_INSTRUCTIONS FOR THE TASK:_ Set every record down verbatim and omit the pictures.

_PROVIDED ENTRIES:_

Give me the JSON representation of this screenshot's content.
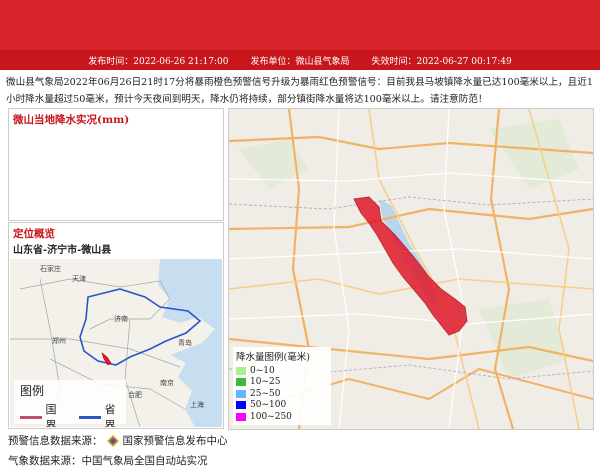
{
  "header": {
    "publish_time": "发布时间：2022-06-26 21:17:00",
    "publisher": "发布单位：微山县气象局",
    "expire_time": "失效时间：2022-06-27 00:17:49"
  },
  "description": "微山县气象局2022年06月26日21时17分将暴雨橙色预警信号升级为暴雨红色预警信号：目前我县马坡镇降水量已达100毫米以上，且近1小时降水量超过50毫米，预计今天夜间到明天，降水仍将持续，部分镇街降水量将达100毫米以上。请注意防范！",
  "rain_panel": {
    "title": "微山当地降水实况(mm)"
  },
  "location_panel": {
    "title": "定位概览",
    "path": "山东省-济宁市-微山县",
    "map_labels": [
      "天津",
      "石家庄",
      "济南",
      "郑州",
      "合肥",
      "南京",
      "上海",
      "青岛"
    ],
    "legend": {
      "title": "图例",
      "items": [
        {
          "label": "国界",
          "color": "#c0506a"
        },
        {
          "label": "省界",
          "color": "#2b55c8"
        }
      ]
    }
  },
  "main_map": {
    "legend": {
      "title": "降水量图例(毫米)",
      "items": [
        {
          "label": "0~10",
          "color": "#a6f28f"
        },
        {
          "label": "10~25",
          "color": "#3dba3d"
        },
        {
          "label": "25~50",
          "color": "#61b8ff"
        },
        {
          "label": "50~100",
          "color": "#0000fe"
        },
        {
          "label": "100~250",
          "color": "#fa00fa"
        }
      ]
    },
    "highlight_color": "#e0182a"
  },
  "footer": {
    "source_label": "预警信息数据来源：",
    "source_name": "国家预警信息发布中心",
    "station_line": "气象数据来源：中国气象局全国自动站实况"
  }
}
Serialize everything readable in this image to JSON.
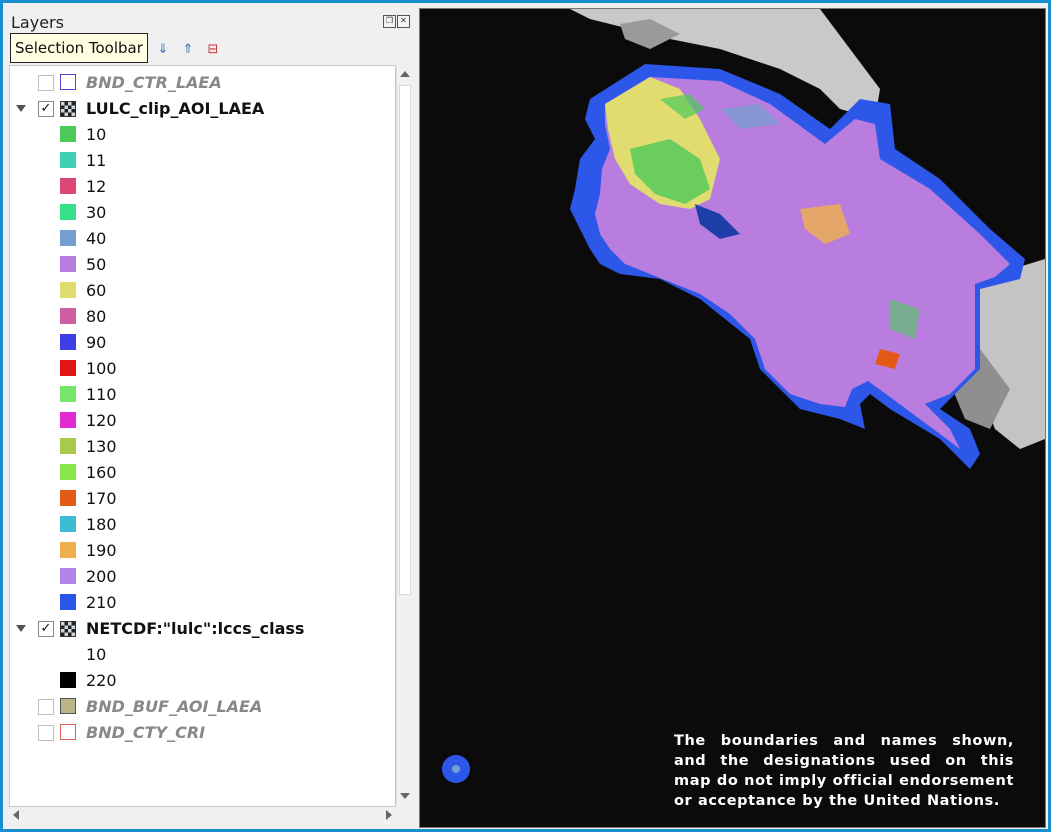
{
  "panel": {
    "title": "Layers",
    "tooltip": "Selection Toolbar"
  },
  "layers": {
    "bnd_ctr": {
      "name": "BND_CTR_LAEA",
      "checked": false,
      "symbol_color": "#5b3fd0"
    },
    "lulc": {
      "name": "LULC_clip_AOI_LAEA",
      "checked": true,
      "classes": [
        {
          "label": "10",
          "color": "#4dc95a"
        },
        {
          "label": "11",
          "color": "#3fcfb2"
        },
        {
          "label": "12",
          "color": "#de4676"
        },
        {
          "label": "30",
          "color": "#37e08c"
        },
        {
          "label": "40",
          "color": "#74a0cf"
        },
        {
          "label": "50",
          "color": "#b87ddf"
        },
        {
          "label": "60",
          "color": "#e0dc6f"
        },
        {
          "label": "80",
          "color": "#d15da3"
        },
        {
          "label": "90",
          "color": "#3f3de8"
        },
        {
          "label": "100",
          "color": "#e11515"
        },
        {
          "label": "110",
          "color": "#74e66a"
        },
        {
          "label": "120",
          "color": "#e22ad3"
        },
        {
          "label": "130",
          "color": "#a9c94c"
        },
        {
          "label": "160",
          "color": "#87e84b"
        },
        {
          "label": "170",
          "color": "#e25a16"
        },
        {
          "label": "180",
          "color": "#3cbbd3"
        },
        {
          "label": "190",
          "color": "#efb04b"
        },
        {
          "label": "200",
          "color": "#b184e7"
        },
        {
          "label": "210",
          "color": "#2b57e8"
        }
      ]
    },
    "netcdf": {
      "name": "NETCDF:\"lulc\":lccs_class",
      "checked": true,
      "classes": [
        {
          "label": "10",
          "color": "#ffffff"
        },
        {
          "label": "220",
          "color": "#000000"
        }
      ]
    },
    "bnd_buf": {
      "name": "BND_BUF_AOI_LAEA",
      "checked": false,
      "symbol_color": "#bdb58a"
    },
    "bnd_cty": {
      "name": "BND_CTY_CRI",
      "checked": false,
      "symbol_color": "#e05a5a"
    }
  },
  "map": {
    "disclaimer": "The boundaries and names shown, and the designations used on this map do not imply official endorsement or acceptance by the United Nations."
  }
}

_WORKED SOLUTION:_
Give me the JSON representation of this screenshot's content.
{
  "header": {
    "publish_time": "发布时间：2022-06-26 21:17:00",
    "publisher": "发布单位：微山县气象局",
    "expire_time": "失效时间：2022-06-27 00:17:49"
  },
  "description": "微山县气象局2022年06月26日21时17分将暴雨橙色预警信号升级为暴雨红色预警信号：目前我县马坡镇降水量已达100毫米以上，且近1小时降水量超过50毫米，预计今天夜间到明天，降水仍将持续，部分镇街降水量将达100毫米以上。请注意防范！",
  "rain_panel": {
    "title": "微山当地降水实况(mm)"
  },
  "location_panel": {
    "title": "定位概览",
    "path": "山东省-济宁市-微山县",
    "map_labels": [
      "天津",
      "石家庄",
      "济南",
      "郑州",
      "合肥",
      "南京",
      "上海",
      "青岛"
    ],
    "legend": {
      "title": "图例",
      "items": [
        {
          "label": "国界",
          "color": "#c0506a"
        },
        {
          "label": "省界",
          "color": "#2b55c8"
        }
      ]
    }
  },
  "main_map": {
    "legend": {
      "title": "降水量图例(毫米)",
      "items": [
        {
          "label": "0~10",
          "color": "#a6f28f"
        },
        {
          "label": "10~25",
          "color": "#3dba3d"
        },
        {
          "label": "25~50",
          "color": "#61b8ff"
        },
        {
          "label": "50~100",
          "color": "#0000fe"
        },
        {
          "label": "100~250",
          "color": "#fa00fa"
        }
      ]
    },
    "highlight_color": "#e0182a"
  },
  "footer": {
    "source_label": "预警信息数据来源：",
    "source_name": "国家预警信息发布中心",
    "station_line": "气象数据来源：中国气象局全国自动站实况"
  }
}
Serialize everything readable in this image to JSON.
{
  "panel": {
    "title": "Layers",
    "tooltip": "Selection Toolbar"
  },
  "layers": {
    "bnd_ctr": {
      "name": "BND_CTR_LAEA",
      "checked": false,
      "symbol_color": "#5b3fd0"
    },
    "lulc": {
      "name": "LULC_clip_AOI_LAEA",
      "checked": true,
      "classes": [
        {
          "label": "10",
          "color": "#4dc95a"
        },
        {
          "label": "11",
          "color": "#3fcfb2"
        },
        {
          "label": "12",
          "color": "#de4676"
        },
        {
          "label": "30",
          "color": "#37e08c"
        },
        {
          "label": "40",
          "color": "#74a0cf"
        },
        {
          "label": "50",
          "color": "#b87ddf"
        },
        {
          "label": "60",
          "color": "#e0dc6f"
        },
        {
          "label": "80",
          "color": "#d15da3"
        },
        {
          "label": "90",
          "color": "#3f3de8"
        },
        {
          "label": "100",
          "color": "#e11515"
        },
        {
          "label": "110",
          "color": "#74e66a"
        },
        {
          "label": "120",
          "color": "#e22ad3"
        },
        {
          "label": "130",
          "color": "#a9c94c"
        },
        {
          "label": "160",
          "color": "#87e84b"
        },
        {
          "label": "170",
          "color": "#e25a16"
        },
        {
          "label": "180",
          "color": "#3cbbd3"
        },
        {
          "label": "190",
          "color": "#efb04b"
        },
        {
          "label": "200",
          "color": "#b184e7"
        },
        {
          "label": "210",
          "color": "#2b57e8"
        }
      ]
    },
    "netcdf": {
      "name": "NETCDF:\"lulc\":lccs_class",
      "checked": true,
      "classes": [
        {
          "label": "10",
          "color": "#ffffff"
        },
        {
          "label": "220",
          "color": "#000000"
        }
      ]
    },
    "bnd_buf": {
      "name": "BND_BUF_AOI_LAEA",
      "checked": false,
      "symbol_color": "#bdb58a"
    },
    "bnd_cty": {
      "name": "BND_CTY_CRI",
      "checked": false,
      "symbol_color": "#e05a5a"
    }
  },
  "map": {
    "disclaimer": "The boundaries and names shown, and the designations used on this map do not imply official endorsement or acceptance by the United Nations."
  }
}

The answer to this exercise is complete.